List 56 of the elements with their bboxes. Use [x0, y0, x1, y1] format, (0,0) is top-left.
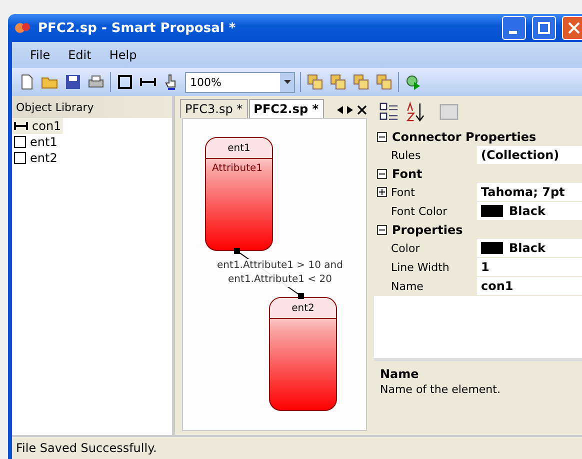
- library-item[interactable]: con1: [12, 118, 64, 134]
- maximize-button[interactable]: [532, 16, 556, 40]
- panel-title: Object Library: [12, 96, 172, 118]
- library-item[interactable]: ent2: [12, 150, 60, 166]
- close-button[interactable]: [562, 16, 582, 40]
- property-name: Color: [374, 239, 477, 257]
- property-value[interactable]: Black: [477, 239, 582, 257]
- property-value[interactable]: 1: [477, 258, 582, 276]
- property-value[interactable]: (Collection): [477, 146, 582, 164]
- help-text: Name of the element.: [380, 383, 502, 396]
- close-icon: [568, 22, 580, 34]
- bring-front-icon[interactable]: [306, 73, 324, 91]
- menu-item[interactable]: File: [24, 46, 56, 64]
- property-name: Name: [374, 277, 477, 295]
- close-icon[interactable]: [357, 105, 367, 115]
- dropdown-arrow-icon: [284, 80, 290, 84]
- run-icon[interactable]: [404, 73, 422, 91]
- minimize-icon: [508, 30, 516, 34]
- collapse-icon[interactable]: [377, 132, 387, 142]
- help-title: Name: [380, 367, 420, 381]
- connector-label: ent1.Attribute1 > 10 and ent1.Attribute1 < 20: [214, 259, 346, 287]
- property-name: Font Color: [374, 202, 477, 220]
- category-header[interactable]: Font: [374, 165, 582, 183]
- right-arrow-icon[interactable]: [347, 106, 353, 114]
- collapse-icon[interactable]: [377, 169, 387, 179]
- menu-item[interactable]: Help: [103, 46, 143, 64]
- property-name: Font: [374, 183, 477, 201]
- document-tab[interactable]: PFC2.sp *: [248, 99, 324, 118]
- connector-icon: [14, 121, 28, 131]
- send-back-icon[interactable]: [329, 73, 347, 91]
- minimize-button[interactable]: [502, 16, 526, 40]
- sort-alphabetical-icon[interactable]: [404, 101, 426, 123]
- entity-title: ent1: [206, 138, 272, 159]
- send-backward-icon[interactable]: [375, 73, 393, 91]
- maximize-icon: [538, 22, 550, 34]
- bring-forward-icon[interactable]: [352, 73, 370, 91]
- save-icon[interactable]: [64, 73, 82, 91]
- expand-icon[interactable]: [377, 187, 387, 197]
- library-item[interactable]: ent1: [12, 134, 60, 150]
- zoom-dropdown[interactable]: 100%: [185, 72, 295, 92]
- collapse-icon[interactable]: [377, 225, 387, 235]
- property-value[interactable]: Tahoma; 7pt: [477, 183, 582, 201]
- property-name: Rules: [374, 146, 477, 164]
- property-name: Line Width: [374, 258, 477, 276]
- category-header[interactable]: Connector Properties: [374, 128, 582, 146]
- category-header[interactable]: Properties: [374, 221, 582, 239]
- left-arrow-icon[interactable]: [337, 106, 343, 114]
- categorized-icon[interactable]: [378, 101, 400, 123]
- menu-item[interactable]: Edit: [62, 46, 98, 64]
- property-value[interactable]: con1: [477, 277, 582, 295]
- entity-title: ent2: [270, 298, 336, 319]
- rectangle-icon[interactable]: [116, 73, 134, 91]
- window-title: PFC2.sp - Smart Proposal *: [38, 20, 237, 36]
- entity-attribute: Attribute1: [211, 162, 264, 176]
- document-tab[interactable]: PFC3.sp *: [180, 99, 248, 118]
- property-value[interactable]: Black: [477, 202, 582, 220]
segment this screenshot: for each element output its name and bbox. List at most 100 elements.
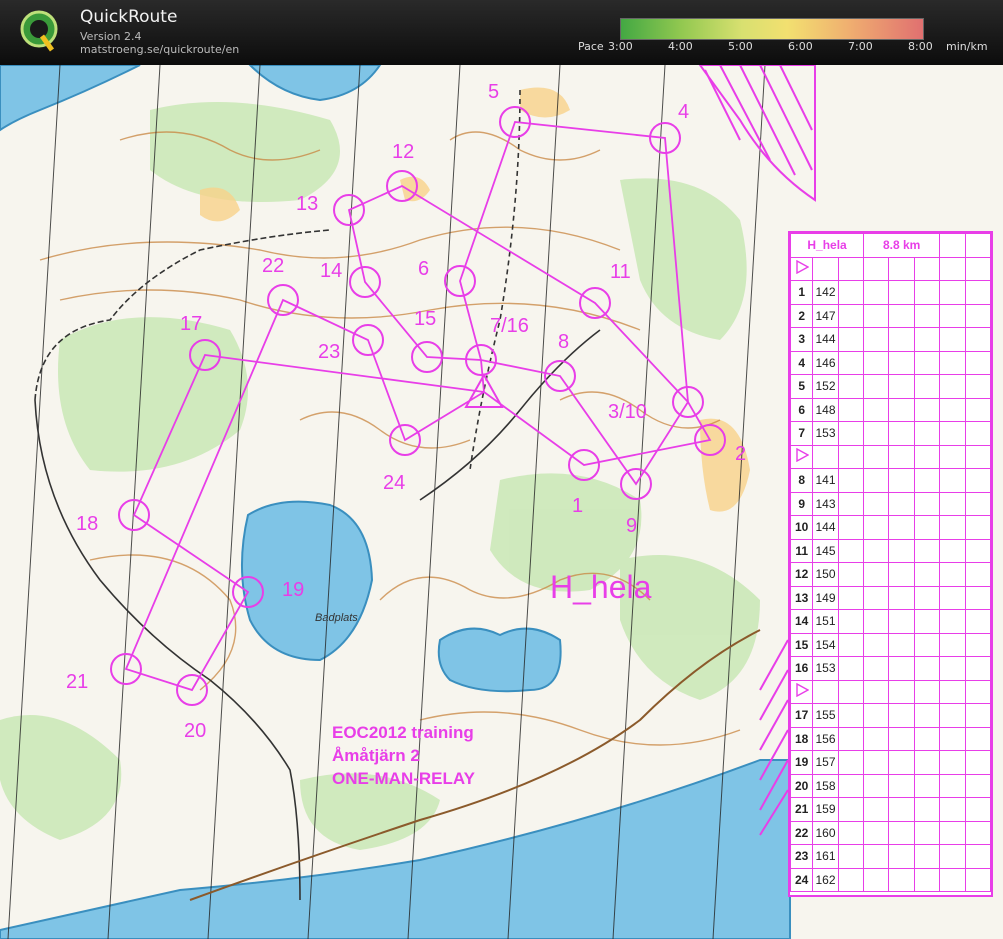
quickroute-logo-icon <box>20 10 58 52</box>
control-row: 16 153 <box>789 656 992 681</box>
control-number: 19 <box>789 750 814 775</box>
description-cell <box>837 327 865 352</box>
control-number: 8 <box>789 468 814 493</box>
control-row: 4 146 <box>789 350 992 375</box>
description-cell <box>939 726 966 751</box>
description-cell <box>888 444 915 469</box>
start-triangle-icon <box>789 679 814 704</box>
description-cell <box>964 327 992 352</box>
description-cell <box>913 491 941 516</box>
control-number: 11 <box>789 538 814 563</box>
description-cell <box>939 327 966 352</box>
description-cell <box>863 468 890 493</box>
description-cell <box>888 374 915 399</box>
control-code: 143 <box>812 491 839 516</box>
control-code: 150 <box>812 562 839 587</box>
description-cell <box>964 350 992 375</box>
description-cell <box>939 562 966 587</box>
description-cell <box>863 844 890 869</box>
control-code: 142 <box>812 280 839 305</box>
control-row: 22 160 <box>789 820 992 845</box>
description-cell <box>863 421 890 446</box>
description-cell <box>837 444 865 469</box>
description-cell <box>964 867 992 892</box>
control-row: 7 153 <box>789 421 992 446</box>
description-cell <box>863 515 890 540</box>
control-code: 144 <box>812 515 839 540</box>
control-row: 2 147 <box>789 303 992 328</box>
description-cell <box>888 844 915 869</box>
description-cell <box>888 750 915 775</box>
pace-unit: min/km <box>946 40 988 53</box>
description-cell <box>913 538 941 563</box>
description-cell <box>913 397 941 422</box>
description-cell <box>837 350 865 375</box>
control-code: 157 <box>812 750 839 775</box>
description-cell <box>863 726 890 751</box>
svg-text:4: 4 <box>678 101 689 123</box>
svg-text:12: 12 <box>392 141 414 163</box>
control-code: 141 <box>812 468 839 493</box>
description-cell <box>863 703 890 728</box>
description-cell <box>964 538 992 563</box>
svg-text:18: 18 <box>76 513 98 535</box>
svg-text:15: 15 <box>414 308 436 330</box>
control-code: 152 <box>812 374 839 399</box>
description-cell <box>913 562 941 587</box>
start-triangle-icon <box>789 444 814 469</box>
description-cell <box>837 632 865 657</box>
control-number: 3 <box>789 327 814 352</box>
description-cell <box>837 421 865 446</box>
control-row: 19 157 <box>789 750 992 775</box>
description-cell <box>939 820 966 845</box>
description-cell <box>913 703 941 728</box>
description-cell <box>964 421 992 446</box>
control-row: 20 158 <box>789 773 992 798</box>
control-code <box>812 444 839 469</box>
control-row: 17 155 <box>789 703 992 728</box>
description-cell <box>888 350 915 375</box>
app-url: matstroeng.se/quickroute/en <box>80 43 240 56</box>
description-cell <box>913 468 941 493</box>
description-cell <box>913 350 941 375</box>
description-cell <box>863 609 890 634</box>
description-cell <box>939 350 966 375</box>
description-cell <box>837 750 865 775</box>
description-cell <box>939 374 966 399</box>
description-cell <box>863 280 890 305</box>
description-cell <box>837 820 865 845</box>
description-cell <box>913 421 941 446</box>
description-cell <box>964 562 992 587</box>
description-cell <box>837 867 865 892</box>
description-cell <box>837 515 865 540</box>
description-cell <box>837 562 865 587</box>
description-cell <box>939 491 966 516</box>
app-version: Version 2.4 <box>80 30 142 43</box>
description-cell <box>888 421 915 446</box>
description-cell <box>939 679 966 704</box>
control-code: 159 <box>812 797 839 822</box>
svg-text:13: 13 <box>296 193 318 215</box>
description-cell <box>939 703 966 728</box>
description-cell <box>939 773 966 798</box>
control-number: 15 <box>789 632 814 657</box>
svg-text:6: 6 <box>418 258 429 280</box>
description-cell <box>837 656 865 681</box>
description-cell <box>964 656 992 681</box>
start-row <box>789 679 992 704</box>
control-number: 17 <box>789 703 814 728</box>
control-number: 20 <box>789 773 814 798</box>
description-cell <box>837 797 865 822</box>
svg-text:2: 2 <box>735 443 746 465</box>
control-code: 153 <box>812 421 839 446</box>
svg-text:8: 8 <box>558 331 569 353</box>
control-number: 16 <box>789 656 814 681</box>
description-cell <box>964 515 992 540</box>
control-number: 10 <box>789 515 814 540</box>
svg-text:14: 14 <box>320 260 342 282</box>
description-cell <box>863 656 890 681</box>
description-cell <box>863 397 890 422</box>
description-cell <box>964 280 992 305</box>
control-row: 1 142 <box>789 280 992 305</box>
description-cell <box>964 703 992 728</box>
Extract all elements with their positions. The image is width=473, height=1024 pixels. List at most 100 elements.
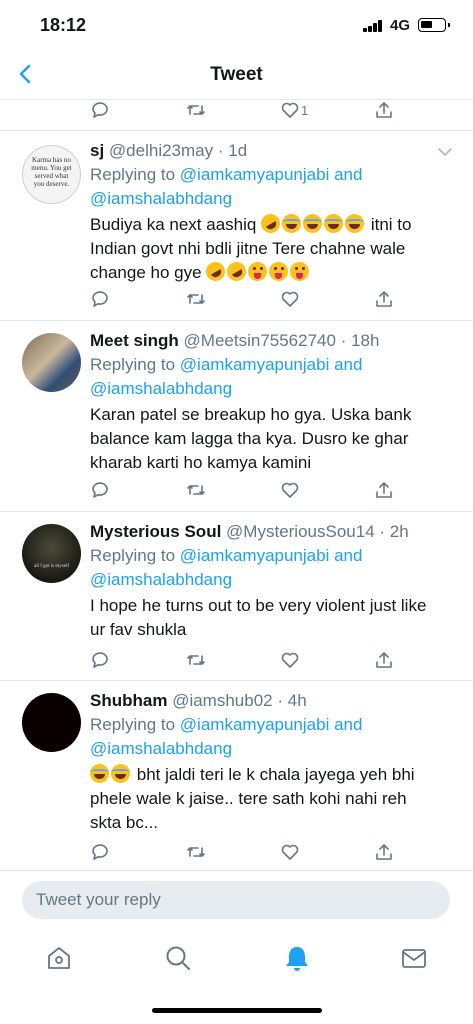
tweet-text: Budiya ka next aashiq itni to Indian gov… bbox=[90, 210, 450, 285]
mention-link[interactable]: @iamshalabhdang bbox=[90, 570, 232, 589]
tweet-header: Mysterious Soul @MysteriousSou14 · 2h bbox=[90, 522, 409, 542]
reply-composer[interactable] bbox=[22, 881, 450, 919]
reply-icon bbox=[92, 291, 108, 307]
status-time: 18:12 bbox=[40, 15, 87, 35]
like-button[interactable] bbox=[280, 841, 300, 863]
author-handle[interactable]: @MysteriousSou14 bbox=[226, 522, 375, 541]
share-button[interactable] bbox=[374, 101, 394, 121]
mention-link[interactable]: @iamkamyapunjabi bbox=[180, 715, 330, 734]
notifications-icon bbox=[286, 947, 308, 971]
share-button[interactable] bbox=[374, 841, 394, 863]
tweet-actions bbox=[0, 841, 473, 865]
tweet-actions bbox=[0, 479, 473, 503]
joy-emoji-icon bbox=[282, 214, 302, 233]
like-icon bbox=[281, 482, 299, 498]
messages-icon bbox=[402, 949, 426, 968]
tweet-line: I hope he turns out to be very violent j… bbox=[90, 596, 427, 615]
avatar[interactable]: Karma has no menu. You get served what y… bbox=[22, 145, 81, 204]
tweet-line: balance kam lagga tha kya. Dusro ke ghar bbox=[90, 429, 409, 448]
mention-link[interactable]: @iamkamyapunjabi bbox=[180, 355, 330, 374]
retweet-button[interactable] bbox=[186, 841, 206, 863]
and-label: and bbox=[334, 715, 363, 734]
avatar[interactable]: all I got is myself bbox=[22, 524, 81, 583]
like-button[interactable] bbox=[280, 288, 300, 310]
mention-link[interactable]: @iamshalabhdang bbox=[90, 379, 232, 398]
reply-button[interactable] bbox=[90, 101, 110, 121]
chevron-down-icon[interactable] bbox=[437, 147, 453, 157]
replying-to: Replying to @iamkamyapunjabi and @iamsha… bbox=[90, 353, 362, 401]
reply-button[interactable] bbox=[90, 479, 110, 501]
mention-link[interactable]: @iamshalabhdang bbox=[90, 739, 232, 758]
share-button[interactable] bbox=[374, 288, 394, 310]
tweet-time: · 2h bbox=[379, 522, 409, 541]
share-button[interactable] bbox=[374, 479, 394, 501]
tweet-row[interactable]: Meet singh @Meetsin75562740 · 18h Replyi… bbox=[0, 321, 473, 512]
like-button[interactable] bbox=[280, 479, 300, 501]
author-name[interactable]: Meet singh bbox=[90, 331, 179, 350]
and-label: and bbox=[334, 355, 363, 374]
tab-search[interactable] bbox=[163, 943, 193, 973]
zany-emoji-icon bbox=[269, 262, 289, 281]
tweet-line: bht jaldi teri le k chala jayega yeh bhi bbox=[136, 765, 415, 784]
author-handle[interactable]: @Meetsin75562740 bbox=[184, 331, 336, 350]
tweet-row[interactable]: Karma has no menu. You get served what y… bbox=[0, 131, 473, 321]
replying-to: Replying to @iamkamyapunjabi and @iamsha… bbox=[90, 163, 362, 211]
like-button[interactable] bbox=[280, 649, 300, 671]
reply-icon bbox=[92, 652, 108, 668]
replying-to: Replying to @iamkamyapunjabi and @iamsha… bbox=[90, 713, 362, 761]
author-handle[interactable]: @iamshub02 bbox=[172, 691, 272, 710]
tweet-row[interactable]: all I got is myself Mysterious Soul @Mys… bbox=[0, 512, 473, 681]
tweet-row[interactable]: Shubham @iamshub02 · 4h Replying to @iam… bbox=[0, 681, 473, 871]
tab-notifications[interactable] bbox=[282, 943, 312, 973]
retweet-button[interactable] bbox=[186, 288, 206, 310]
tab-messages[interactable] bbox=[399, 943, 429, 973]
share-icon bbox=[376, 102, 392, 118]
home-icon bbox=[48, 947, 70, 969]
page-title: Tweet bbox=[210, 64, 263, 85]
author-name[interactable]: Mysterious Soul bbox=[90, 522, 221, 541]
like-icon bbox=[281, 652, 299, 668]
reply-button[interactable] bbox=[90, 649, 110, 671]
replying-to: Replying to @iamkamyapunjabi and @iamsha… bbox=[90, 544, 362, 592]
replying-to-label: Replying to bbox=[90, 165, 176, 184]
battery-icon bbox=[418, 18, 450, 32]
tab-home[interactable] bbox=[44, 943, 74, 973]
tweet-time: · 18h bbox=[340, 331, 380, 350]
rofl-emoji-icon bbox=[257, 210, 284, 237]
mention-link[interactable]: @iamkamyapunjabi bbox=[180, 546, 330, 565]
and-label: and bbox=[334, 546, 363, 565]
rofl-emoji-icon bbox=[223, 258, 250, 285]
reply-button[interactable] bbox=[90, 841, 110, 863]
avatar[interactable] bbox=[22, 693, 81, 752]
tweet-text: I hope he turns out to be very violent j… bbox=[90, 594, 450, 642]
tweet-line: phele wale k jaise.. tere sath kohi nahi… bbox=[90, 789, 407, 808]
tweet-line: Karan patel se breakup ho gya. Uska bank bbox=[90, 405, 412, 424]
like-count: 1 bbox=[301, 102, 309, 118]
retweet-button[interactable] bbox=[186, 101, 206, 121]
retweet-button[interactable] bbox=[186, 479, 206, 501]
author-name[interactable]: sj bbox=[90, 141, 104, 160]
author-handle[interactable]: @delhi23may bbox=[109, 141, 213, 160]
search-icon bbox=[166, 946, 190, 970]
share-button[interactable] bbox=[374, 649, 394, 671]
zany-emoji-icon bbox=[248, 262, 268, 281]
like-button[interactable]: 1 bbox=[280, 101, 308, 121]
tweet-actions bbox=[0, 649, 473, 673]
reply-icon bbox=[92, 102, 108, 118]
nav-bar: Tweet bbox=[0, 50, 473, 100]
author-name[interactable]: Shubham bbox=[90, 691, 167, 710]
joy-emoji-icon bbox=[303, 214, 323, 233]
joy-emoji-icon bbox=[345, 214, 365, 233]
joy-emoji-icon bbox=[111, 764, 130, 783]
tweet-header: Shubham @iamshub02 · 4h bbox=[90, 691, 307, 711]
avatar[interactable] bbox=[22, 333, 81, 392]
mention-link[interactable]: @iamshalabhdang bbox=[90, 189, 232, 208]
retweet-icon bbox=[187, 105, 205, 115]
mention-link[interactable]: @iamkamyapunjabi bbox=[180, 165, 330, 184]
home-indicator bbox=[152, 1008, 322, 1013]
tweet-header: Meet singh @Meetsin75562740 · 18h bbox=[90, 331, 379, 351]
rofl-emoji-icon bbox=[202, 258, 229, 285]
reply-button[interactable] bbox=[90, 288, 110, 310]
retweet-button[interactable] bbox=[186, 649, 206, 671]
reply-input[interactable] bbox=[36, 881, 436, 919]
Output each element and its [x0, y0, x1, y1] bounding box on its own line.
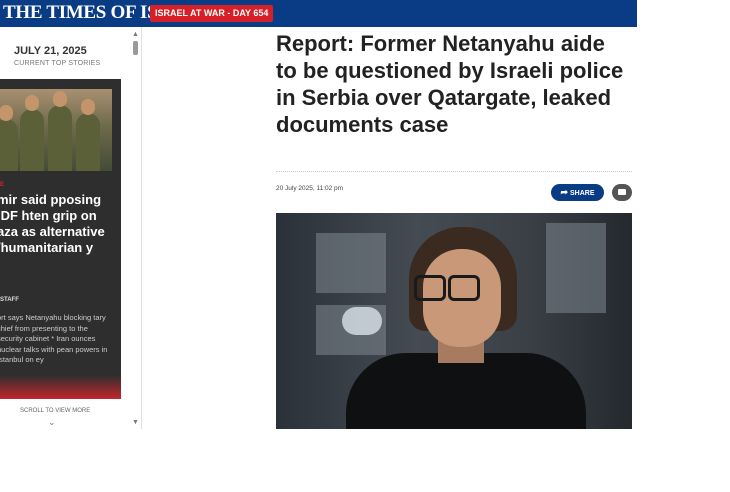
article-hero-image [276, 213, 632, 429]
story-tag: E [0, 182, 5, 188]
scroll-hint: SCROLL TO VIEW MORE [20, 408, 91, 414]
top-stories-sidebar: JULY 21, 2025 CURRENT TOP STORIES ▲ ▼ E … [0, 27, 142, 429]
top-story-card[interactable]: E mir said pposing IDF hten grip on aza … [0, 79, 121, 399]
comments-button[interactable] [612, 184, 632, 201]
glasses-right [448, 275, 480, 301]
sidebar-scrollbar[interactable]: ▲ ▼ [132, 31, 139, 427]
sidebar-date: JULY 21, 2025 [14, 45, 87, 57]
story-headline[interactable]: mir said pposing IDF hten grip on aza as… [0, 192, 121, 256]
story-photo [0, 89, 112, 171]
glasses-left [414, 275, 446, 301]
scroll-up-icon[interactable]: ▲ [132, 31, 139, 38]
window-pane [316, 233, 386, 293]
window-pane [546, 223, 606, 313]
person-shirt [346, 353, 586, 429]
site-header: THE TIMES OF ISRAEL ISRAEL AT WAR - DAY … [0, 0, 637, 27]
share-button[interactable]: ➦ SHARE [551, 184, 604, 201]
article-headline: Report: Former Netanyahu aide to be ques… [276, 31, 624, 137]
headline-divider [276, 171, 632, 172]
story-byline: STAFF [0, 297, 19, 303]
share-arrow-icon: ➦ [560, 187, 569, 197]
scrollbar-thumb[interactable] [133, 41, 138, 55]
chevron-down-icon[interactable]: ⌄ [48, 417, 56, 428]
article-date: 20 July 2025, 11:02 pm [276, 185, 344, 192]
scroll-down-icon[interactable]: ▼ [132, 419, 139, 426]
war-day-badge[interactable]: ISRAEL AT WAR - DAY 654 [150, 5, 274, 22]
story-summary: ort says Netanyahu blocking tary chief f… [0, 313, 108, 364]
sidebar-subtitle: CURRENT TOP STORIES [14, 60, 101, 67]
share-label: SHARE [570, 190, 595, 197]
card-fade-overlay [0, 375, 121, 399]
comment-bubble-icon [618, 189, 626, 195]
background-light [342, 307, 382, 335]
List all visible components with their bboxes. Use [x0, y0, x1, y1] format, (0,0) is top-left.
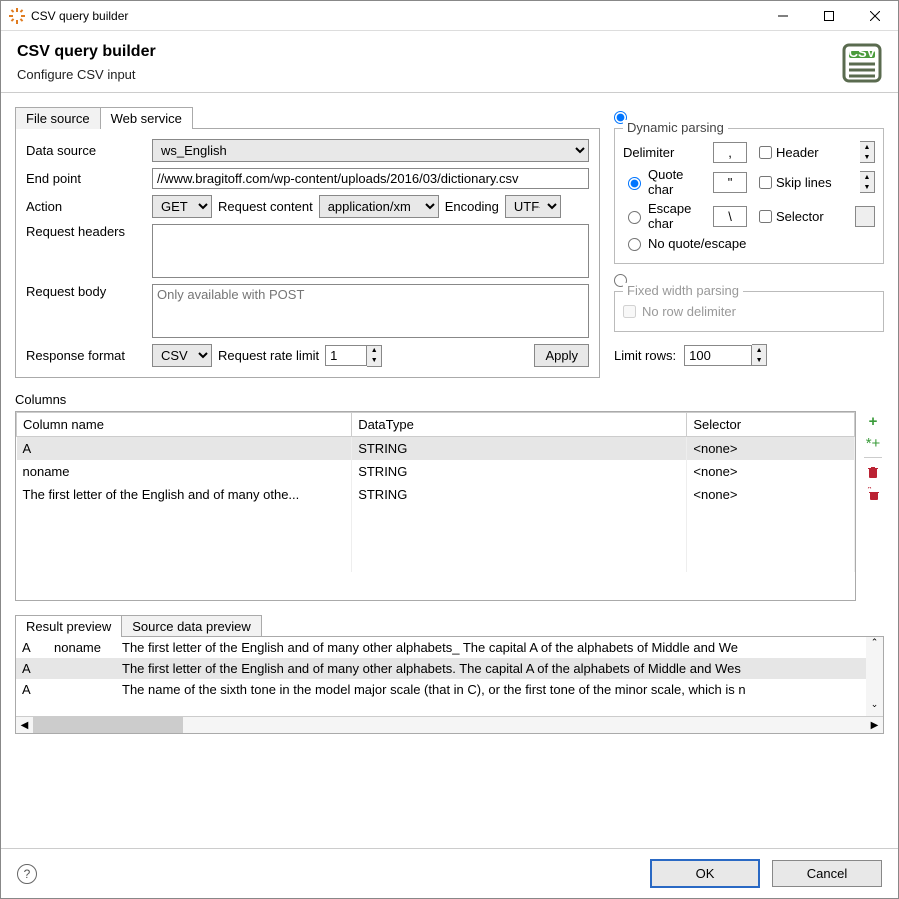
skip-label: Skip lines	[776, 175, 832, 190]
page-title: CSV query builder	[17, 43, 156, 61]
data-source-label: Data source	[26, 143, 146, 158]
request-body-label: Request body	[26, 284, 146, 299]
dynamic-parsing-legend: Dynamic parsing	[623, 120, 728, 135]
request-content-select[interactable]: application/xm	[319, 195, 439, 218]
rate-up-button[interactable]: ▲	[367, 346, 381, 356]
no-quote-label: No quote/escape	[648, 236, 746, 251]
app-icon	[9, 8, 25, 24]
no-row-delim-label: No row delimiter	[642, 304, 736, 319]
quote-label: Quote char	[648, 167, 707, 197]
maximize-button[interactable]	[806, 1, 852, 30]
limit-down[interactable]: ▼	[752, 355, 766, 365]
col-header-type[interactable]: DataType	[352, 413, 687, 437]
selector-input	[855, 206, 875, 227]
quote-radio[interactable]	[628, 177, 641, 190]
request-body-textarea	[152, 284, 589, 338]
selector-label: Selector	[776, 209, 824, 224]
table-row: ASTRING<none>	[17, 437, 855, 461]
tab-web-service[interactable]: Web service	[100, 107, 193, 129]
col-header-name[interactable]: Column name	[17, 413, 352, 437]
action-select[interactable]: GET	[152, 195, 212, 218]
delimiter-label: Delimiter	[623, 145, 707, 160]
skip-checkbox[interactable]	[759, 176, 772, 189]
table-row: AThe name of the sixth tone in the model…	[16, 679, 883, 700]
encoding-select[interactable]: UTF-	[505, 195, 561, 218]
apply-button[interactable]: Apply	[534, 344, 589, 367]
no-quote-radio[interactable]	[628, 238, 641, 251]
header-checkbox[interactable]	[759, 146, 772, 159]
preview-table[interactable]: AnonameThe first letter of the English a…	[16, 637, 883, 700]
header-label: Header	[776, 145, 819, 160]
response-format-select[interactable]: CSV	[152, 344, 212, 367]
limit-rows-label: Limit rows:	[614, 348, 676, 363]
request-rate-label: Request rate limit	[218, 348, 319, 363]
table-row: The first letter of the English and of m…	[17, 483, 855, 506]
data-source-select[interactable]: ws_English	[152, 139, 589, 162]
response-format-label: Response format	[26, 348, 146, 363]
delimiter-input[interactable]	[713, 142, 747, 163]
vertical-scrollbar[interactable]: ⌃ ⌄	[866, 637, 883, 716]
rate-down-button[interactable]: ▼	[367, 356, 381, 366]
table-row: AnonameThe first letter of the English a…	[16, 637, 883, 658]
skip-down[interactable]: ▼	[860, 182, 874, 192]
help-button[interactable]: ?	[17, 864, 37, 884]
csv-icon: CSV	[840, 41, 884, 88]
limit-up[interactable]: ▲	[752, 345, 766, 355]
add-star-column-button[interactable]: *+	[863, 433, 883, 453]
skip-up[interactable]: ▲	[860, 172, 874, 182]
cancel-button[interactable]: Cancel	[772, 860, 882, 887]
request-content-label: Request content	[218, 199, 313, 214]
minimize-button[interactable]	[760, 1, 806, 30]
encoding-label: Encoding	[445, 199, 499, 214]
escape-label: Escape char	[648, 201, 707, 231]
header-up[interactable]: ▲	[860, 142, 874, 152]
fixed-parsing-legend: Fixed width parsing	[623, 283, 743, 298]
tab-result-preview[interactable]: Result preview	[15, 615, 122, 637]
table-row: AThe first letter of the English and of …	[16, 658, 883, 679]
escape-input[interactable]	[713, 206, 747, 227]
+===+
- [Job]
Copy the lines above unchanged, beginning with the line that contains "article-hero-image [276, 213, 632, 429]" and ending with the line that contains "glasses-right [448, 275, 480, 301]", both included.

- [Output below]
article-hero-image [276, 213, 632, 429]
story-tag: E [0, 182, 5, 188]
scroll-hint: SCROLL TO VIEW MORE [20, 408, 91, 414]
top-stories-sidebar: JULY 21, 2025 CURRENT TOP STORIES ▲ ▼ E … [0, 27, 142, 429]
top-story-card[interactable]: E mir said pposing IDF hten grip on aza … [0, 79, 121, 399]
comments-button[interactable] [612, 184, 632, 201]
glasses-right [448, 275, 480, 301]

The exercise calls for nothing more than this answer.